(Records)
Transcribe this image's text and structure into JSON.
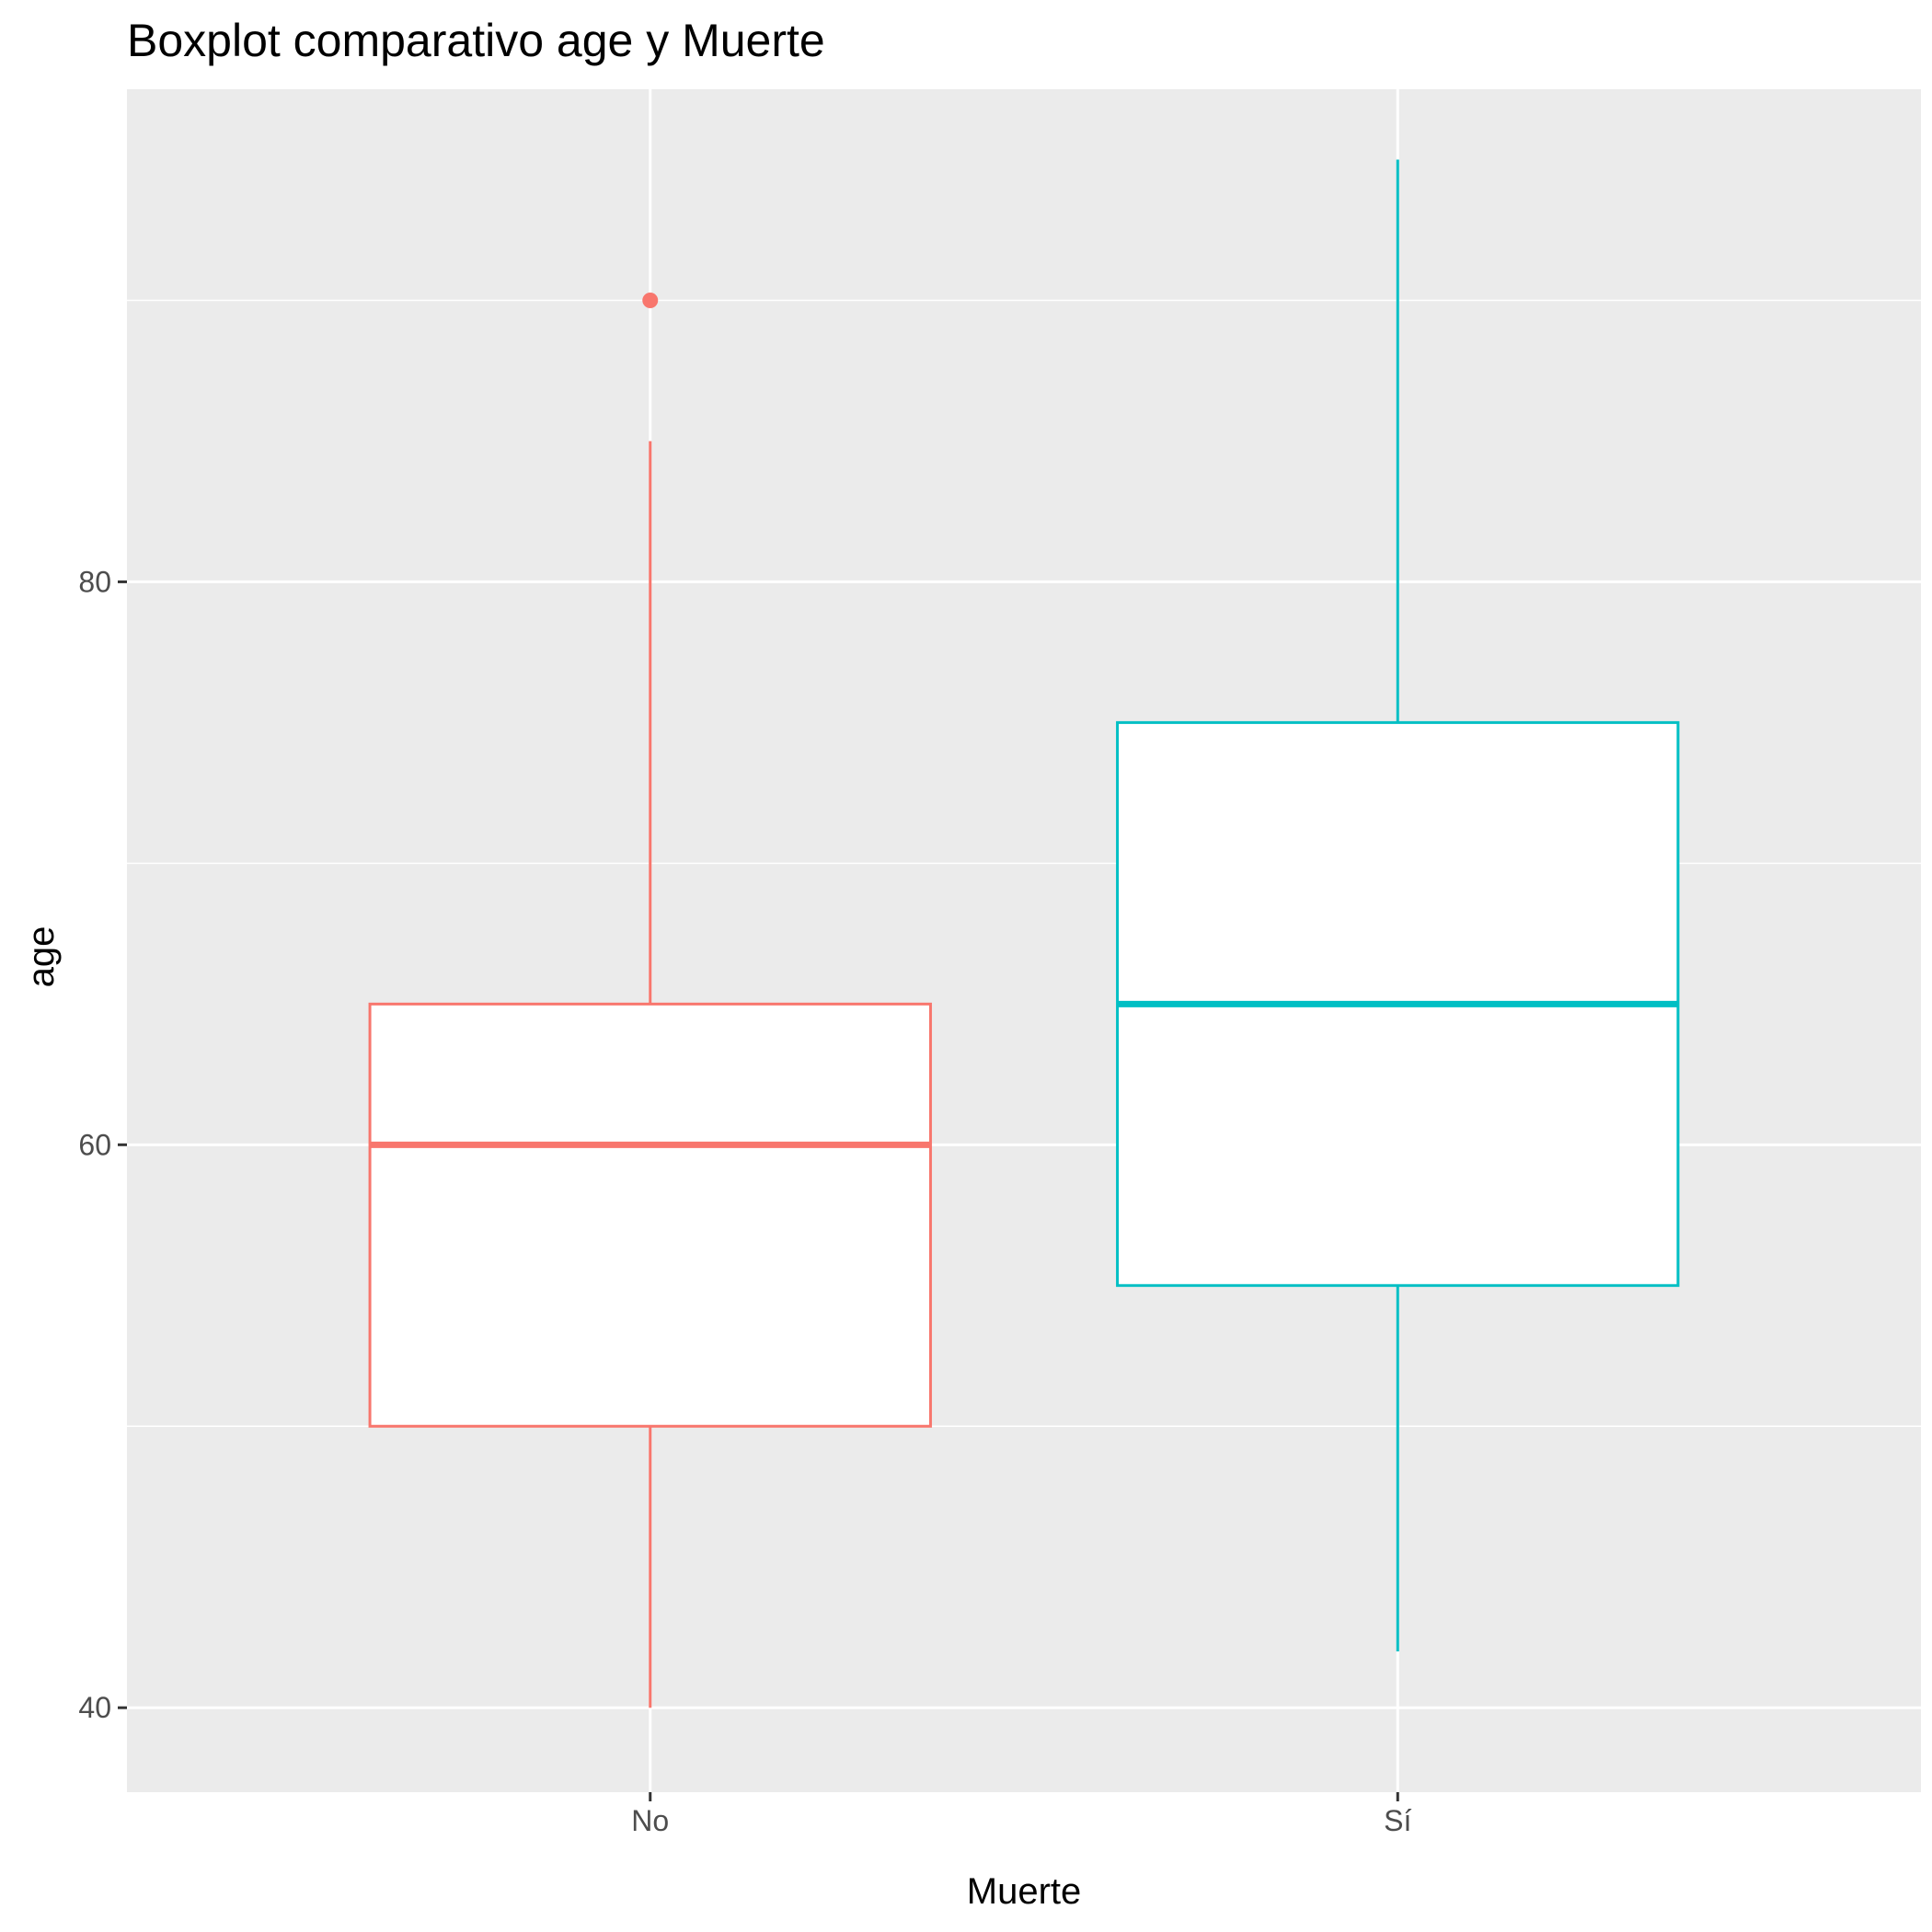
{
  "chart_data": {
    "type": "boxplot",
    "title": "Boxplot comparativo age y Muerte",
    "xlabel": "Muerte",
    "ylabel": "age",
    "ylim": [
      37.0,
      97.5
    ],
    "y_ticks": [
      40,
      60,
      80
    ],
    "y_minor_ticks": [
      50,
      70,
      90
    ],
    "categories": [
      "No",
      "Sí"
    ],
    "series": [
      {
        "category": "No",
        "color": "#F8766D",
        "whisker_low": 40,
        "q1": 50,
        "median": 60,
        "q3": 65,
        "whisker_high": 85,
        "outliers": [
          90
        ]
      },
      {
        "category": "Sí",
        "color": "#00BFC4",
        "whisker_low": 42,
        "q1": 55,
        "median": 65,
        "q3": 75,
        "whisker_high": 95,
        "outliers": []
      }
    ],
    "panel_background": "#EBEBEB",
    "grid_color": "#FFFFFF",
    "grid": true,
    "legend": "none"
  }
}
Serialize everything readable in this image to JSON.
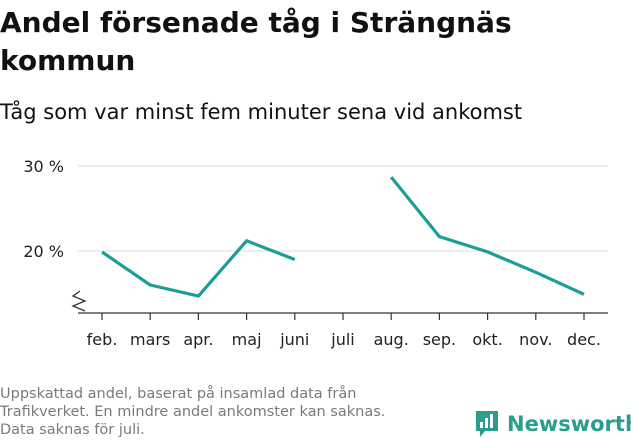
{
  "title_line1": "Andel försenade tåg i Strängnäs",
  "title_line2": "kommun",
  "subtitle": "Tåg som var minst fem minuter sena vid ankomst",
  "footnote": [
    "Uppskattad andel, baserat på insamlad data från",
    "Trafikverket. En mindre andel ankomster kan saknas.",
    "Data saknas för juli."
  ],
  "brand": {
    "name": "Newsworthy",
    "color": "#2a9d8f",
    "icon": "newsworthy-logo-icon"
  },
  "chart_data": {
    "type": "line",
    "title": "Andel försenade tåg i Strängnäs kommun",
    "subtitle": "Tåg som var minst fem minuter sena vid ankomst",
    "categories": [
      "feb.",
      "mars",
      "apr.",
      "maj",
      "juni",
      "juli",
      "aug.",
      "sep.",
      "okt.",
      "nov.",
      "dec."
    ],
    "series": [
      {
        "values": [
          19.9,
          16.0,
          14.7,
          21.2,
          19.0,
          null,
          28.7,
          21.7,
          19.9,
          17.5,
          14.9
        ],
        "color": "#1a9e95"
      }
    ],
    "yticks": [
      {
        "value": 20,
        "label": "20 %"
      },
      {
        "value": 30,
        "label": "30 %"
      }
    ],
    "ylim": [
      13,
      31
    ],
    "axis_break": true,
    "grid": "horizontal",
    "legend": "none"
  }
}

EXERCISE DESCRIPTION. Skipping the pictures, transcribe each line above exactly as it appears.

RESULT OF THIS EXERCISE.
Transcribe this image's text and structure into JSON.
{
  "chart_data": {
    "type": "boxplot",
    "title": "Boxplot comparativo age y Muerte",
    "xlabel": "Muerte",
    "ylabel": "age",
    "ylim": [
      37.0,
      97.5
    ],
    "y_ticks": [
      40,
      60,
      80
    ],
    "y_minor_ticks": [
      50,
      70,
      90
    ],
    "categories": [
      "No",
      "Sí"
    ],
    "series": [
      {
        "category": "No",
        "color": "#F8766D",
        "whisker_low": 40,
        "q1": 50,
        "median": 60,
        "q3": 65,
        "whisker_high": 85,
        "outliers": [
          90
        ]
      },
      {
        "category": "Sí",
        "color": "#00BFC4",
        "whisker_low": 42,
        "q1": 55,
        "median": 65,
        "q3": 75,
        "whisker_high": 95,
        "outliers": []
      }
    ],
    "panel_background": "#EBEBEB",
    "grid_color": "#FFFFFF",
    "grid": true,
    "legend": "none"
  }
}
Serialize everything readable in this image to JSON.
{
  "title_line1": "Andel försenade tåg i Strängnäs",
  "title_line2": "kommun",
  "subtitle": "Tåg som var minst fem minuter sena vid ankomst",
  "footnote": [
    "Uppskattad andel, baserat på insamlad data från",
    "Trafikverket. En mindre andel ankomster kan saknas.",
    "Data saknas för juli."
  ],
  "brand": {
    "name": "Newsworthy",
    "color": "#2a9d8f",
    "icon": "newsworthy-logo-icon"
  },
  "chart_data": {
    "type": "line",
    "title": "Andel försenade tåg i Strängnäs kommun",
    "subtitle": "Tåg som var minst fem minuter sena vid ankomst",
    "categories": [
      "feb.",
      "mars",
      "apr.",
      "maj",
      "juni",
      "juli",
      "aug.",
      "sep.",
      "okt.",
      "nov.",
      "dec."
    ],
    "series": [
      {
        "values": [
          19.9,
          16.0,
          14.7,
          21.2,
          19.0,
          null,
          28.7,
          21.7,
          19.9,
          17.5,
          14.9
        ],
        "color": "#1a9e95"
      }
    ],
    "yticks": [
      {
        "value": 20,
        "label": "20 %"
      },
      {
        "value": 30,
        "label": "30 %"
      }
    ],
    "ylim": [
      13,
      31
    ],
    "axis_break": true,
    "grid": "horizontal",
    "legend": "none"
  }
}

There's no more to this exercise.